(Records excerpted from a collection)
----------------------------------------

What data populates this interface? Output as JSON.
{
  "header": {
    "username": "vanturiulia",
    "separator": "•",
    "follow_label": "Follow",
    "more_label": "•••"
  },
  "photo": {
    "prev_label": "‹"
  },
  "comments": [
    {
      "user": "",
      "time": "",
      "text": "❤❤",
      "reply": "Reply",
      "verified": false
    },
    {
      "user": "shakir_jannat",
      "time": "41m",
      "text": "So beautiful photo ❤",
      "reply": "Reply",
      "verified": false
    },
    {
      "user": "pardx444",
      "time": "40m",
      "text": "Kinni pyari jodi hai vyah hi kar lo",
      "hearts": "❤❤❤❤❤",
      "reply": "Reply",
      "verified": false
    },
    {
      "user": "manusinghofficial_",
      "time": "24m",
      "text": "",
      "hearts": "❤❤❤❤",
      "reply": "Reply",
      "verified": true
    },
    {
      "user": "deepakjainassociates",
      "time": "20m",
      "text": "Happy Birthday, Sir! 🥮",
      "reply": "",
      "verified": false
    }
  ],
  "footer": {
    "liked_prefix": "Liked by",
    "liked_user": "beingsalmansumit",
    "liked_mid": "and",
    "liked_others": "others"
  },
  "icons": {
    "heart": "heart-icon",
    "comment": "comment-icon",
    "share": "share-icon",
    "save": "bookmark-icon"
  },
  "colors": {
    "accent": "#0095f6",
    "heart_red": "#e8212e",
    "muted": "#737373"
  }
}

----------------------------------------

#### Requirement:
All of the records must be repeated exactly.

#### Correct response:
What data populates this interface? Output as JSON.
{
  "header": {
    "username": "vanturiulia",
    "separator": "•",
    "follow_label": "Follow",
    "more_label": "•••"
  },
  "photo": {
    "prev_label": "‹"
  },
  "comments": [
    {
      "user": "",
      "time": "",
      "text": "❤❤",
      "reply": "Reply",
      "verified": false
    },
    {
      "user": "shakir_jannat",
      "time": "41m",
      "text": "So beautiful photo ❤",
      "reply": "Reply",
      "verified": false
    },
    {
      "user": "pardx444",
      "time": "40m",
      "text": "Kinni pyari jodi hai vyah hi kar lo",
      "hearts": "❤❤❤❤❤",
      "reply": "Reply",
      "verified": false
    },
    {
      "user": "manusinghofficial_",
      "time": "24m",
      "text": "",
      "hearts": "❤❤❤❤",
      "reply": "Reply",
      "verified": true
    },
    {
      "user": "deepakjainassociates",
      "time": "20m",
      "text": "Happy Birthday, Sir! 🥮",
      "reply": "",
      "verified": false
    }
  ],
  "footer": {
    "liked_prefix": "Liked by",
    "liked_user": "beingsalmansumit",
    "liked_mid": "and",
    "liked_others": "others"
  },
  "icons": {
    "heart": "heart-icon",
    "comment": "comment-icon",
    "share": "share-icon",
    "save": "bookmark-icon"
  },
  "colors": {
    "accent": "#0095f6",
    "heart_red": "#e8212e",
    "muted": "#737373"
  }
}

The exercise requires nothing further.